## [Required task]
Your task is to copy every line of this material exactly.

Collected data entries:

= = =

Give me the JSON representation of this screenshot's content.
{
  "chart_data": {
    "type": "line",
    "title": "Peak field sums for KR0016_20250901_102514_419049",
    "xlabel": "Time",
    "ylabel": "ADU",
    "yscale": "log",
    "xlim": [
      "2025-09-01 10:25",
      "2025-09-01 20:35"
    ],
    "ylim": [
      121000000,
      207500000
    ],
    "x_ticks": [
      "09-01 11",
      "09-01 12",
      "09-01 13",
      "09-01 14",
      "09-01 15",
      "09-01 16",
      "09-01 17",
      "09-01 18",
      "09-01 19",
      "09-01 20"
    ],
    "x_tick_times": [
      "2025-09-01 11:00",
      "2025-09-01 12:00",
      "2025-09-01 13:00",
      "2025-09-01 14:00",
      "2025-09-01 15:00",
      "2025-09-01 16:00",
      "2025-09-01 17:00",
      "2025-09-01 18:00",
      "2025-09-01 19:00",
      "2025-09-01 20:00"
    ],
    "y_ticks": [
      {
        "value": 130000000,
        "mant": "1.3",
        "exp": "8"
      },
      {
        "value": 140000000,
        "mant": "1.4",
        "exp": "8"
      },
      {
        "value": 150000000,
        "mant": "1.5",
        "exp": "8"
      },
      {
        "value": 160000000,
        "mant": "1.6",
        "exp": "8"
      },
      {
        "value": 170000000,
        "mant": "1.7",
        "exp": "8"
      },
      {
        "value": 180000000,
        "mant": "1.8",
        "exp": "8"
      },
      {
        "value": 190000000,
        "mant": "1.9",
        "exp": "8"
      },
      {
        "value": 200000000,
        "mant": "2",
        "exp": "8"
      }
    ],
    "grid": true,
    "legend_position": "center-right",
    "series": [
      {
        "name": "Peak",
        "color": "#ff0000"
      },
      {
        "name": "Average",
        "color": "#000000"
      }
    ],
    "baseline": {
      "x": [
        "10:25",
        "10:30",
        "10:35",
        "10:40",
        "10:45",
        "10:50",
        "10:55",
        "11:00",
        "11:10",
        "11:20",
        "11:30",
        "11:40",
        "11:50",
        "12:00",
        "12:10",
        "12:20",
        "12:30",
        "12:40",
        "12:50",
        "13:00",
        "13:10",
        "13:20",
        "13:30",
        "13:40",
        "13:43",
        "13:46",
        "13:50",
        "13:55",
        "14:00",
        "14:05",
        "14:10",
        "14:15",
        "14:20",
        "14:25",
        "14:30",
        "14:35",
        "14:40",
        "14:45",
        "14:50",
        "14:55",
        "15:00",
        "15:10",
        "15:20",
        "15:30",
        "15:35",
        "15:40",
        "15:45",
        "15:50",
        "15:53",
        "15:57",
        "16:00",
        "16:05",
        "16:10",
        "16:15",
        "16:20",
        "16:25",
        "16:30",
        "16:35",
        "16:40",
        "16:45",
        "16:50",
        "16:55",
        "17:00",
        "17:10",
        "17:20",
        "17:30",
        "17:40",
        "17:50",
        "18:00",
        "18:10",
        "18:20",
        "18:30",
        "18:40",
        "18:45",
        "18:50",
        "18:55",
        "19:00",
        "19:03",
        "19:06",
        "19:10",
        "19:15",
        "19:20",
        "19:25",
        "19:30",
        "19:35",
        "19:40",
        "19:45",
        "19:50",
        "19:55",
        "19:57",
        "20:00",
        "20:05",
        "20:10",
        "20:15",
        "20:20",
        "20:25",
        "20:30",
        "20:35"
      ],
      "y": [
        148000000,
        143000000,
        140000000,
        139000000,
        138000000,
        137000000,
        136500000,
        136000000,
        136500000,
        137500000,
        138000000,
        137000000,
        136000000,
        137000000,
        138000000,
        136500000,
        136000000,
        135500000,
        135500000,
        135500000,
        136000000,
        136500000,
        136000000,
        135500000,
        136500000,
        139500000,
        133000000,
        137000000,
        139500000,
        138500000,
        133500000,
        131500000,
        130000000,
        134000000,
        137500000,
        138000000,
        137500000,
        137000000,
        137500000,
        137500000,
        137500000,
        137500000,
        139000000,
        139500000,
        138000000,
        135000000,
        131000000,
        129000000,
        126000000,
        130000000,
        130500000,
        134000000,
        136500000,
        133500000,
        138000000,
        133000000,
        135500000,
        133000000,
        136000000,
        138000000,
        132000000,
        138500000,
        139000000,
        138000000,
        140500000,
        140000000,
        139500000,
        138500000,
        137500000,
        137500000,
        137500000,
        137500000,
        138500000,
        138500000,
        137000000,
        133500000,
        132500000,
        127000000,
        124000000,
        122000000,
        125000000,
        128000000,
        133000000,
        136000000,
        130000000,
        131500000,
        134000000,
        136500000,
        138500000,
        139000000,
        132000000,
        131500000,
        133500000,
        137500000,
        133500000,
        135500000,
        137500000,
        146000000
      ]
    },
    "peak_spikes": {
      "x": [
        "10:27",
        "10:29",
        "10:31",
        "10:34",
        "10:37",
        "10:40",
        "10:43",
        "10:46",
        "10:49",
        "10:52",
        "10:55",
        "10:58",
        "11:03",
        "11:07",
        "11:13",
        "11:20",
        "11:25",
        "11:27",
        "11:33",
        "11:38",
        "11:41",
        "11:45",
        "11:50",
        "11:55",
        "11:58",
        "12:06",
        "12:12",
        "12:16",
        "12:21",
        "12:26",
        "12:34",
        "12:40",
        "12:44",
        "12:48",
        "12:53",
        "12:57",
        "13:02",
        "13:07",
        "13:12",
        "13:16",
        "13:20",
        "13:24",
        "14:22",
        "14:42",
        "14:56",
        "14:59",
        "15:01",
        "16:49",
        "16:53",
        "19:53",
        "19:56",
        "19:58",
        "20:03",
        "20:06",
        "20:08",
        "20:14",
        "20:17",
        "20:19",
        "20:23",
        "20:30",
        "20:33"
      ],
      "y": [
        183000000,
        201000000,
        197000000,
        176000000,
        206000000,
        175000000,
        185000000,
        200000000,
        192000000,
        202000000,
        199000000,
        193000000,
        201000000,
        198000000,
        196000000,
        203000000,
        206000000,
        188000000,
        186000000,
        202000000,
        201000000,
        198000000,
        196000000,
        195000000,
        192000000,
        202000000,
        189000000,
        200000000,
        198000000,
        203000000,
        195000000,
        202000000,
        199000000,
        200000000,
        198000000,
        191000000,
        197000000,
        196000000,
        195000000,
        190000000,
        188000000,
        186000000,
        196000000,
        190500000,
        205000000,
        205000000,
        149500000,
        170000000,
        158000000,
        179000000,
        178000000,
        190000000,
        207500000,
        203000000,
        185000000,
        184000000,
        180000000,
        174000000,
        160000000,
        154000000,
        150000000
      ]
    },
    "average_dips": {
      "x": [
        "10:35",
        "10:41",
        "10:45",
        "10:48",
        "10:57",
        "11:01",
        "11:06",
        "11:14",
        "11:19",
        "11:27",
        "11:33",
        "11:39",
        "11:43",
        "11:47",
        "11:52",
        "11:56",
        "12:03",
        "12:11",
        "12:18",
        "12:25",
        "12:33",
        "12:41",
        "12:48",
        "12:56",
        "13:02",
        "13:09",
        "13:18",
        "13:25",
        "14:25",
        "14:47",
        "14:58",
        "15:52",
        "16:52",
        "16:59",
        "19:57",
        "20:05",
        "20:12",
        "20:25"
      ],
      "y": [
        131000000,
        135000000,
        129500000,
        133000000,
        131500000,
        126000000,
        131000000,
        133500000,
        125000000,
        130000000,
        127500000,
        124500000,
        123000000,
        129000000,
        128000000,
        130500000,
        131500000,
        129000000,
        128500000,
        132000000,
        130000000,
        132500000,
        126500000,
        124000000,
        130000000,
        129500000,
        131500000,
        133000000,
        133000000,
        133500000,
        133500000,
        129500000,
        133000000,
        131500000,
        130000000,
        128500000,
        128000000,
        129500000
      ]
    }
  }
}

= = =

## [Response for this exercise]
Give me the JSON representation of this screenshot's content.
{
  "chart_data": {
    "type": "line",
    "title": "Peak field sums for KR0016_20250901_102514_419049",
    "xlabel": "Time",
    "ylabel": "ADU",
    "yscale": "log",
    "xlim": [
      "2025-09-01 10:25",
      "2025-09-01 20:35"
    ],
    "ylim": [
      121000000,
      207500000
    ],
    "x_ticks": [
      "09-01 11",
      "09-01 12",
      "09-01 13",
      "09-01 14",
      "09-01 15",
      "09-01 16",
      "09-01 17",
      "09-01 18",
      "09-01 19",
      "09-01 20"
    ],
    "x_tick_times": [
      "2025-09-01 11:00",
      "2025-09-01 12:00",
      "2025-09-01 13:00",
      "2025-09-01 14:00",
      "2025-09-01 15:00",
      "2025-09-01 16:00",
      "2025-09-01 17:00",
      "2025-09-01 18:00",
      "2025-09-01 19:00",
      "2025-09-01 20:00"
    ],
    "y_ticks": [
      {
        "value": 130000000,
        "mant": "1.3",
        "exp": "8"
      },
      {
        "value": 140000000,
        "mant": "1.4",
        "exp": "8"
      },
      {
        "value": 150000000,
        "mant": "1.5",
        "exp": "8"
      },
      {
        "value": 160000000,
        "mant": "1.6",
        "exp": "8"
      },
      {
        "value": 170000000,
        "mant": "1.7",
        "exp": "8"
      },
      {
        "value": 180000000,
        "mant": "1.8",
        "exp": "8"
      },
      {
        "value": 190000000,
        "mant": "1.9",
        "exp": "8"
      },
      {
        "value": 200000000,
        "mant": "2",
        "exp": "8"
      }
    ],
    "grid": true,
    "legend_position": "center-right",
    "series": [
      {
        "name": "Peak",
        "color": "#ff0000"
      },
      {
        "name": "Average",
        "color": "#000000"
      }
    ],
    "baseline": {
      "x": [
        "10:25",
        "10:30",
        "10:35",
        "10:40",
        "10:45",
        "10:50",
        "10:55",
        "11:00",
        "11:10",
        "11:20",
        "11:30",
        "11:40",
        "11:50",
        "12:00",
        "12:10",
        "12:20",
        "12:30",
        "12:40",
        "12:50",
        "13:00",
        "13:10",
        "13:20",
        "13:30",
        "13:40",
        "13:43",
        "13:46",
        "13:50",
        "13:55",
        "14:00",
        "14:05",
        "14:10",
        "14:15",
        "14:20",
        "14:25",
        "14:30",
        "14:35",
        "14:40",
        "14:45",
        "14:50",
        "14:55",
        "15:00",
        "15:10",
        "15:20",
        "15:30",
        "15:35",
        "15:40",
        "15:45",
        "15:50",
        "15:53",
        "15:57",
        "16:00",
        "16:05",
        "16:10",
        "16:15",
        "16:20",
        "16:25",
        "16:30",
        "16:35",
        "16:40",
        "16:45",
        "16:50",
        "16:55",
        "17:00",
        "17:10",
        "17:20",
        "17:30",
        "17:40",
        "17:50",
        "18:00",
        "18:10",
        "18:20",
        "18:30",
        "18:40",
        "18:45",
        "18:50",
        "18:55",
        "19:00",
        "19:03",
        "19:06",
        "19:10",
        "19:15",
        "19:20",
        "19:25",
        "19:30",
        "19:35",
        "19:40",
        "19:45",
        "19:50",
        "19:55",
        "19:57",
        "20:00",
        "20:05",
        "20:10",
        "20:15",
        "20:20",
        "20:25",
        "20:30",
        "20:35"
      ],
      "y": [
        148000000,
        143000000,
        140000000,
        139000000,
        138000000,
        137000000,
        136500000,
        136000000,
        136500000,
        137500000,
        138000000,
        137000000,
        136000000,
        137000000,
        138000000,
        136500000,
        136000000,
        135500000,
        135500000,
        135500000,
        136000000,
        136500000,
        136000000,
        135500000,
        136500000,
        139500000,
        133000000,
        137000000,
        139500000,
        138500000,
        133500000,
        131500000,
        130000000,
        134000000,
        137500000,
        138000000,
        137500000,
        137000000,
        137500000,
        137500000,
        137500000,
        137500000,
        139000000,
        139500000,
        138000000,
        135000000,
        131000000,
        129000000,
        126000000,
        130000000,
        130500000,
        134000000,
        136500000,
        133500000,
        138000000,
        133000000,
        135500000,
        133000000,
        136000000,
        138000000,
        132000000,
        138500000,
        139000000,
        138000000,
        140500000,
        140000000,
        139500000,
        138500000,
        137500000,
        137500000,
        137500000,
        137500000,
        138500000,
        138500000,
        137000000,
        133500000,
        132500000,
        127000000,
        124000000,
        122000000,
        125000000,
        128000000,
        133000000,
        136000000,
        130000000,
        131500000,
        134000000,
        136500000,
        138500000,
        139000000,
        132000000,
        131500000,
        133500000,
        137500000,
        133500000,
        135500000,
        137500000,
        146000000
      ]
    },
    "peak_spikes": {
      "x": [
        "10:27",
        "10:29",
        "10:31",
        "10:34",
        "10:37",
        "10:40",
        "10:43",
        "10:46",
        "10:49",
        "10:52",
        "10:55",
        "10:58",
        "11:03",
        "11:07",
        "11:13",
        "11:20",
        "11:25",
        "11:27",
        "11:33",
        "11:38",
        "11:41",
        "11:45",
        "11:50",
        "11:55",
        "11:58",
        "12:06",
        "12:12",
        "12:16",
        "12:21",
        "12:26",
        "12:34",
        "12:40",
        "12:44",
        "12:48",
        "12:53",
        "12:57",
        "13:02",
        "13:07",
        "13:12",
        "13:16",
        "13:20",
        "13:24",
        "14:22",
        "14:42",
        "14:56",
        "14:59",
        "15:01",
        "16:49",
        "16:53",
        "19:53",
        "19:56",
        "19:58",
        "20:03",
        "20:06",
        "20:08",
        "20:14",
        "20:17",
        "20:19",
        "20:23",
        "20:30",
        "20:33"
      ],
      "y": [
        183000000,
        201000000,
        197000000,
        176000000,
        206000000,
        175000000,
        185000000,
        200000000,
        192000000,
        202000000,
        199000000,
        193000000,
        201000000,
        198000000,
        196000000,
        203000000,
        206000000,
        188000000,
        186000000,
        202000000,
        201000000,
        198000000,
        196000000,
        195000000,
        192000000,
        202000000,
        189000000,
        200000000,
        198000000,
        203000000,
        195000000,
        202000000,
        199000000,
        200000000,
        198000000,
        191000000,
        197000000,
        196000000,
        195000000,
        190000000,
        188000000,
        186000000,
        196000000,
        190500000,
        205000000,
        205000000,
        149500000,
        170000000,
        158000000,
        179000000,
        178000000,
        190000000,
        207500000,
        203000000,
        185000000,
        184000000,
        180000000,
        174000000,
        160000000,
        154000000,
        150000000
      ]
    },
    "average_dips": {
      "x": [
        "10:35",
        "10:41",
        "10:45",
        "10:48",
        "10:57",
        "11:01",
        "11:06",
        "11:14",
        "11:19",
        "11:27",
        "11:33",
        "11:39",
        "11:43",
        "11:47",
        "11:52",
        "11:56",
        "12:03",
        "12:11",
        "12:18",
        "12:25",
        "12:33",
        "12:41",
        "12:48",
        "12:56",
        "13:02",
        "13:09",
        "13:18",
        "13:25",
        "14:25",
        "14:47",
        "14:58",
        "15:52",
        "16:52",
        "16:59",
        "19:57",
        "20:05",
        "20:12",
        "20:25"
      ],
      "y": [
        131000000,
        135000000,
        129500000,
        133000000,
        131500000,
        126000000,
        131000000,
        133500000,
        125000000,
        130000000,
        127500000,
        124500000,
        123000000,
        129000000,
        128000000,
        130500000,
        131500000,
        129000000,
        128500000,
        132000000,
        130000000,
        132500000,
        126500000,
        124000000,
        130000000,
        129500000,
        131500000,
        133000000,
        133000000,
        133500000,
        133500000,
        129500000,
        133000000,
        131500000,
        130000000,
        128500000,
        128000000,
        129500000
      ]
    }
  }
}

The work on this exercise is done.